Work required ->
Identify each line in the records below that contains the word "this", and copy it.

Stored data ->
:::::
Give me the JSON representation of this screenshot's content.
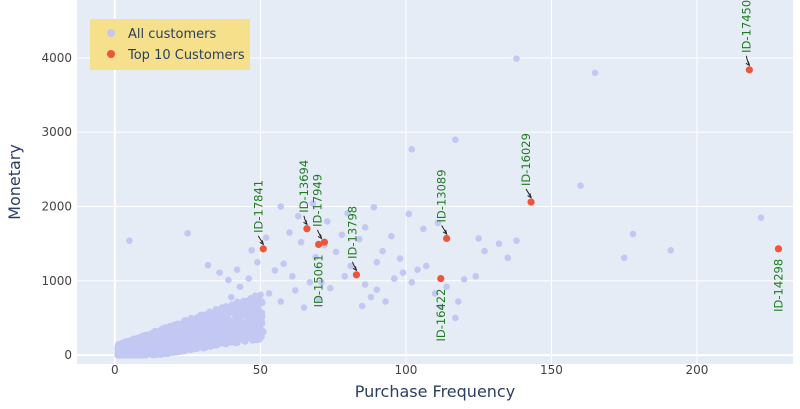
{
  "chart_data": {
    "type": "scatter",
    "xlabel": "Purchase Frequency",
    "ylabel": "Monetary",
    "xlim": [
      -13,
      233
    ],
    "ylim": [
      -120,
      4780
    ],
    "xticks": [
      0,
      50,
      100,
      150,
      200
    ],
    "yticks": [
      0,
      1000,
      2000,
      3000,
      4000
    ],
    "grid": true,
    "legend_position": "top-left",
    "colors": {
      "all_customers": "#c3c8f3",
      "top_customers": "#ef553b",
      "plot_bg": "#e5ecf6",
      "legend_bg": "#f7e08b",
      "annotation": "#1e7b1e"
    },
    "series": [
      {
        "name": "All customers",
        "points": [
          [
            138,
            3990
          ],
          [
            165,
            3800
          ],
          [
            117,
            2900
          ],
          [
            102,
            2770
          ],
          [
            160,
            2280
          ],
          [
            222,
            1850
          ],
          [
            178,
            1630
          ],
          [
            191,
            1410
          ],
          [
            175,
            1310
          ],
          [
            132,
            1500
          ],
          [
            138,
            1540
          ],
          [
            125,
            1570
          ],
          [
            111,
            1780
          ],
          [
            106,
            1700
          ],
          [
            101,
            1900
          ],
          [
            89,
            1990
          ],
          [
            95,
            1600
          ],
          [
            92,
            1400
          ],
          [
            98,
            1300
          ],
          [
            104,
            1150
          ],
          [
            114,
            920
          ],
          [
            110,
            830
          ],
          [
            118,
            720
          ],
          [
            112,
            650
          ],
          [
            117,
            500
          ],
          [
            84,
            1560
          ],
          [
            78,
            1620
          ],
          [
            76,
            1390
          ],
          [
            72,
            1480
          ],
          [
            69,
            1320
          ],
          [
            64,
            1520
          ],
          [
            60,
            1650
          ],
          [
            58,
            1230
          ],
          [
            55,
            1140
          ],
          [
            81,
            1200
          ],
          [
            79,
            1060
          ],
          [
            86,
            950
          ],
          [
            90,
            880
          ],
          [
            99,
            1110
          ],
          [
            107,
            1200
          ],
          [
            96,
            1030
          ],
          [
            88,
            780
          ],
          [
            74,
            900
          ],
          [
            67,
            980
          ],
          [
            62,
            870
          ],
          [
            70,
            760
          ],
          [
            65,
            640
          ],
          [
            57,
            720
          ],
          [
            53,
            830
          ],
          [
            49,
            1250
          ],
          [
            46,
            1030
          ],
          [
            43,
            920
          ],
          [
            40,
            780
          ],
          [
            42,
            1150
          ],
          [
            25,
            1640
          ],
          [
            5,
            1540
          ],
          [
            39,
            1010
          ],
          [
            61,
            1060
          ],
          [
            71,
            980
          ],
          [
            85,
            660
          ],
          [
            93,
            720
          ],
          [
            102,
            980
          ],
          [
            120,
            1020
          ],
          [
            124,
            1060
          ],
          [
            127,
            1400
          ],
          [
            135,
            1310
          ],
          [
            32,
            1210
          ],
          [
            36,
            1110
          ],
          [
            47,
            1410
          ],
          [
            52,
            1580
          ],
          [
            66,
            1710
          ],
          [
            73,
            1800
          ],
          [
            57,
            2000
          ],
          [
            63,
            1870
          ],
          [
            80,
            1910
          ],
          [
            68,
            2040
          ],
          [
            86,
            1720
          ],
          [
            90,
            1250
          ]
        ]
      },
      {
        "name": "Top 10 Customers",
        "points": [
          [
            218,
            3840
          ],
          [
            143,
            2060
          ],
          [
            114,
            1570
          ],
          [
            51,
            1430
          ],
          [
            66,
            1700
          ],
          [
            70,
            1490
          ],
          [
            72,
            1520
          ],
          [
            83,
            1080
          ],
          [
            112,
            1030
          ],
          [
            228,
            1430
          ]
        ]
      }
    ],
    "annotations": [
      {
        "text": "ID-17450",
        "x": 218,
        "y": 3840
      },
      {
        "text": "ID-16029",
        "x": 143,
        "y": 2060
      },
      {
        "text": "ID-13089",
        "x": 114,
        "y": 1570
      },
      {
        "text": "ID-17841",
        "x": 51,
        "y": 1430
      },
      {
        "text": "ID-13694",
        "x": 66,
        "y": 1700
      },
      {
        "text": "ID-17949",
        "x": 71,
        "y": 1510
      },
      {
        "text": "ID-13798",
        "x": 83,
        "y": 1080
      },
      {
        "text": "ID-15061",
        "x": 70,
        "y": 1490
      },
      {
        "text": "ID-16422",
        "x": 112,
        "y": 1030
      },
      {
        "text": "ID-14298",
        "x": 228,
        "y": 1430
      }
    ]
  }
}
:::::
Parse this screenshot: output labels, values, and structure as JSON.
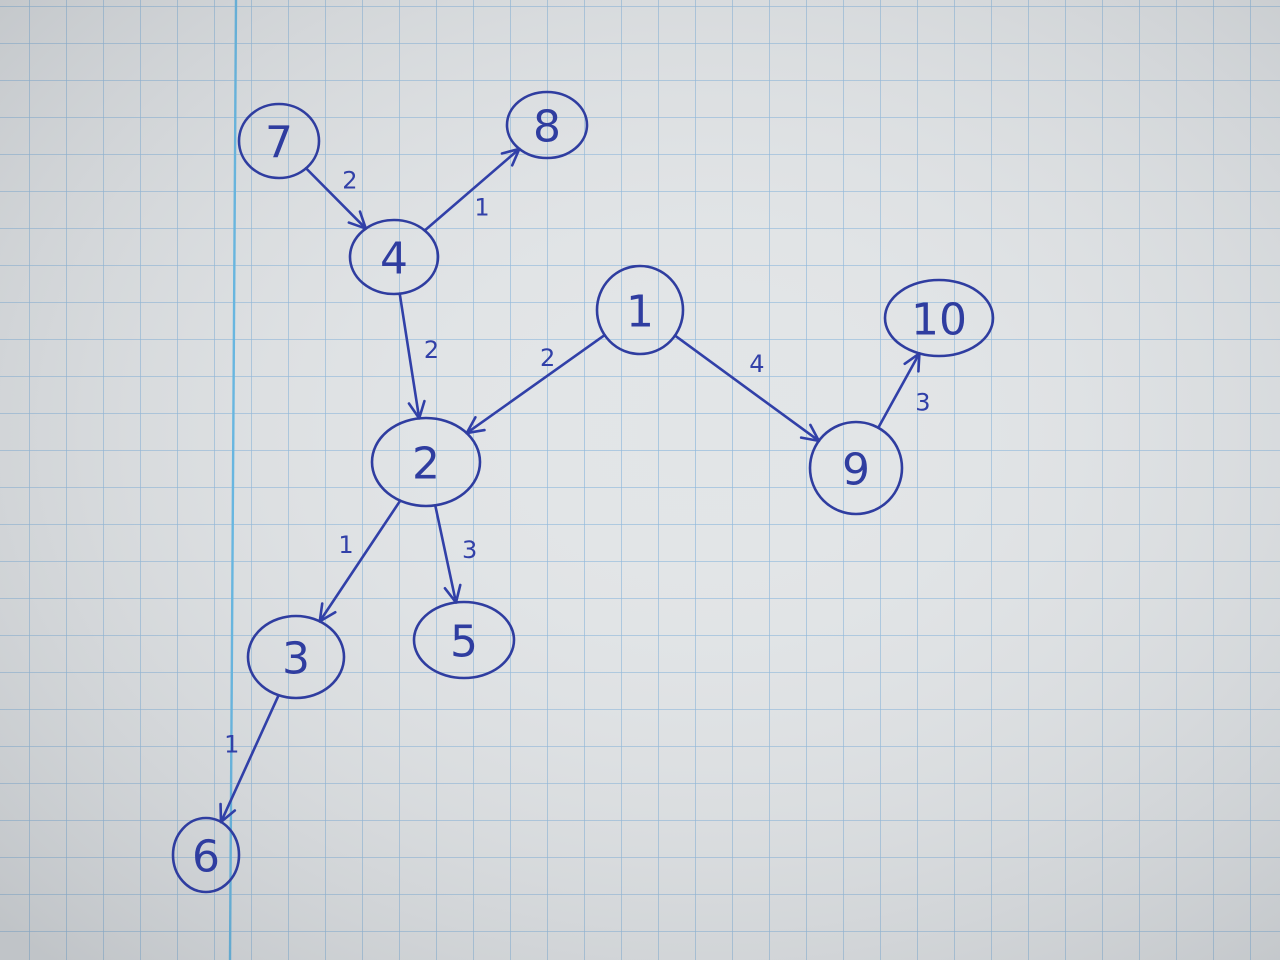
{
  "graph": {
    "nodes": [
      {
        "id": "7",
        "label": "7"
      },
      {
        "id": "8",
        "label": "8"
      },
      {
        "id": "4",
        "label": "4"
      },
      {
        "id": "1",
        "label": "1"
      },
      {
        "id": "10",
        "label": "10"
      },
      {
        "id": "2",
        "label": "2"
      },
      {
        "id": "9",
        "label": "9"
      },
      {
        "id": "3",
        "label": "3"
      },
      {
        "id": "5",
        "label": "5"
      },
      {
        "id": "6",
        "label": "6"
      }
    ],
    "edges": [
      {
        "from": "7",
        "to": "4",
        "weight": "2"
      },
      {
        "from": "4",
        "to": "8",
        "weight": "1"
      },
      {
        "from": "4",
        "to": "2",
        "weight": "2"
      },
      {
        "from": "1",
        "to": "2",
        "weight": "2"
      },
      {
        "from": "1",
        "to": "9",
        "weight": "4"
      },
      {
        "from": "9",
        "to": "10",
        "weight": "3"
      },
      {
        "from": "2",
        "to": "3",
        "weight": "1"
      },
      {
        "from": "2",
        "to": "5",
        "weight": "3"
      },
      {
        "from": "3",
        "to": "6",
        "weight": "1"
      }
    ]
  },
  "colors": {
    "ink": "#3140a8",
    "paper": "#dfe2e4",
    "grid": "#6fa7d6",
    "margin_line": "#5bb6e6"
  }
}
:::::
Output ->
Give me the JSON representation of this screenshot's content.
Parse this screenshot: output labels, values, and structure as JSON.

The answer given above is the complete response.